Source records
————
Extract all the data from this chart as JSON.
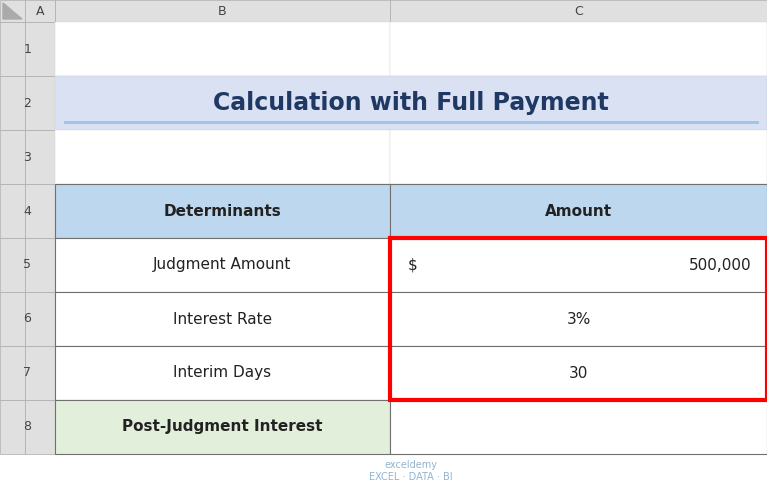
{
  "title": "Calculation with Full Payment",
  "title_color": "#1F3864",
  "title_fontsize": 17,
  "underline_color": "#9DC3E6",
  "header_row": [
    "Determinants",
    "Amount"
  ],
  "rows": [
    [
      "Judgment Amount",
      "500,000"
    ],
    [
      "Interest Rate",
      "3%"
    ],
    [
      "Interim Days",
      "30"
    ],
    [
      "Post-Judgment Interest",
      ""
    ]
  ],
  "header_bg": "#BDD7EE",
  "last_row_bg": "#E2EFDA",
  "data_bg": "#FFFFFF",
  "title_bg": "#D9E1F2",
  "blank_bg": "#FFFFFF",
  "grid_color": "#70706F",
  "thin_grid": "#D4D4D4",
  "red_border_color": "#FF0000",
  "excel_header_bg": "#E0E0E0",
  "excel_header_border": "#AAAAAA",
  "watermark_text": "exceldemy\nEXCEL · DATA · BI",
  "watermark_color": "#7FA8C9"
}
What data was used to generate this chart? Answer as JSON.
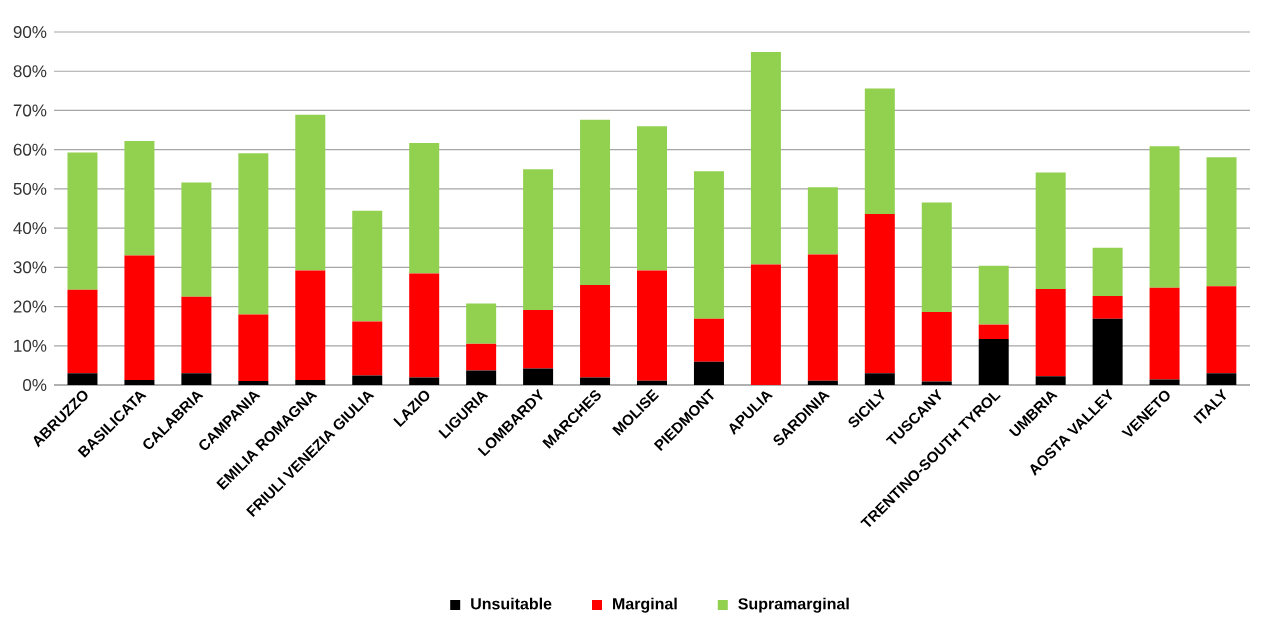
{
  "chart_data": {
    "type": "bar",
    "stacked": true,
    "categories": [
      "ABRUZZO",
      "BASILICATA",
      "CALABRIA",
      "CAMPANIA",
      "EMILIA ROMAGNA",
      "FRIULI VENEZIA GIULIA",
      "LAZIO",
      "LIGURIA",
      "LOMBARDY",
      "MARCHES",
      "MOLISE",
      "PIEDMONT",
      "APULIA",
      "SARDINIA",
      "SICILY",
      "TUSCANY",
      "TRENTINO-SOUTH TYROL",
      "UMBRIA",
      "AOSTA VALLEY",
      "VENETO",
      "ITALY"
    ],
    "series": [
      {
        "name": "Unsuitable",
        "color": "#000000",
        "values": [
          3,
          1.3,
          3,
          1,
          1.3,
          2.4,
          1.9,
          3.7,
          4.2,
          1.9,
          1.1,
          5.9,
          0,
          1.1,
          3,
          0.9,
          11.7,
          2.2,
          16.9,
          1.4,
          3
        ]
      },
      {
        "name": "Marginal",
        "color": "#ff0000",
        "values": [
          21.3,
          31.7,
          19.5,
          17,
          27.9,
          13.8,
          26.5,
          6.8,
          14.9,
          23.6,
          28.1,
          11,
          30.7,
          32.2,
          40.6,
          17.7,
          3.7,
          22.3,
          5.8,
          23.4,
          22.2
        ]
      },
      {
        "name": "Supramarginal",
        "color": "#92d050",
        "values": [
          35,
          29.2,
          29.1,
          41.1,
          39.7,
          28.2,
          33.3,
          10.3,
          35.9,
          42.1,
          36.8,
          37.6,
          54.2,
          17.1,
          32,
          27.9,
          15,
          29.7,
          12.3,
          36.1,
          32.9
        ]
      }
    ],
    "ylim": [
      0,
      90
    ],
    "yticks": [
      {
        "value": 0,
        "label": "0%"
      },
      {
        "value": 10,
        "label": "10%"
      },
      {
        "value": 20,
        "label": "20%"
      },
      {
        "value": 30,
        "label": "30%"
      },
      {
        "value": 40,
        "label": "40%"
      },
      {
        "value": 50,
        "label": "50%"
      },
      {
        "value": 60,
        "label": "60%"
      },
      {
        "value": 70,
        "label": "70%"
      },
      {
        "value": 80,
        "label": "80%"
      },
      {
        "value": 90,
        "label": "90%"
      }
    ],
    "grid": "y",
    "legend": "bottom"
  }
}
————
Short exercise: Omit the pictures, then quote the rest of the material above exactly.

Exercise solution:
Extract all the data from this chart as JSON.
{
  "title": "Calculation with Full Payment",
  "title_color": "#1F3864",
  "title_fontsize": 17,
  "underline_color": "#9DC3E6",
  "header_row": [
    "Determinants",
    "Amount"
  ],
  "rows": [
    [
      "Judgment Amount",
      "500,000"
    ],
    [
      "Interest Rate",
      "3%"
    ],
    [
      "Interim Days",
      "30"
    ],
    [
      "Post-Judgment Interest",
      ""
    ]
  ],
  "header_bg": "#BDD7EE",
  "last_row_bg": "#E2EFDA",
  "data_bg": "#FFFFFF",
  "title_bg": "#D9E1F2",
  "blank_bg": "#FFFFFF",
  "grid_color": "#70706F",
  "thin_grid": "#D4D4D4",
  "red_border_color": "#FF0000",
  "excel_header_bg": "#E0E0E0",
  "excel_header_border": "#AAAAAA",
  "watermark_text": "exceldemy\nEXCEL · DATA · BI",
  "watermark_color": "#7FA8C9"
}
What data was used to generate this chart? Answer as JSON.
{
  "chart_data": {
    "type": "bar",
    "stacked": true,
    "categories": [
      "ABRUZZO",
      "BASILICATA",
      "CALABRIA",
      "CAMPANIA",
      "EMILIA ROMAGNA",
      "FRIULI VENEZIA GIULIA",
      "LAZIO",
      "LIGURIA",
      "LOMBARDY",
      "MARCHES",
      "MOLISE",
      "PIEDMONT",
      "APULIA",
      "SARDINIA",
      "SICILY",
      "TUSCANY",
      "TRENTINO-SOUTH TYROL",
      "UMBRIA",
      "AOSTA VALLEY",
      "VENETO",
      "ITALY"
    ],
    "series": [
      {
        "name": "Unsuitable",
        "color": "#000000",
        "values": [
          3,
          1.3,
          3,
          1,
          1.3,
          2.4,
          1.9,
          3.7,
          4.2,
          1.9,
          1.1,
          5.9,
          0,
          1.1,
          3,
          0.9,
          11.7,
          2.2,
          16.9,
          1.4,
          3
        ]
      },
      {
        "name": "Marginal",
        "color": "#ff0000",
        "values": [
          21.3,
          31.7,
          19.5,
          17,
          27.9,
          13.8,
          26.5,
          6.8,
          14.9,
          23.6,
          28.1,
          11,
          30.7,
          32.2,
          40.6,
          17.7,
          3.7,
          22.3,
          5.8,
          23.4,
          22.2
        ]
      },
      {
        "name": "Supramarginal",
        "color": "#92d050",
        "values": [
          35,
          29.2,
          29.1,
          41.1,
          39.7,
          28.2,
          33.3,
          10.3,
          35.9,
          42.1,
          36.8,
          37.6,
          54.2,
          17.1,
          32,
          27.9,
          15,
          29.7,
          12.3,
          36.1,
          32.9
        ]
      }
    ],
    "ylim": [
      0,
      90
    ],
    "yticks": [
      {
        "value": 0,
        "label": "0%"
      },
      {
        "value": 10,
        "label": "10%"
      },
      {
        "value": 20,
        "label": "20%"
      },
      {
        "value": 30,
        "label": "30%"
      },
      {
        "value": 40,
        "label": "40%"
      },
      {
        "value": 50,
        "label": "50%"
      },
      {
        "value": 60,
        "label": "60%"
      },
      {
        "value": 70,
        "label": "70%"
      },
      {
        "value": 80,
        "label": "80%"
      },
      {
        "value": 90,
        "label": "90%"
      }
    ],
    "grid": "y",
    "legend": "bottom"
  }
}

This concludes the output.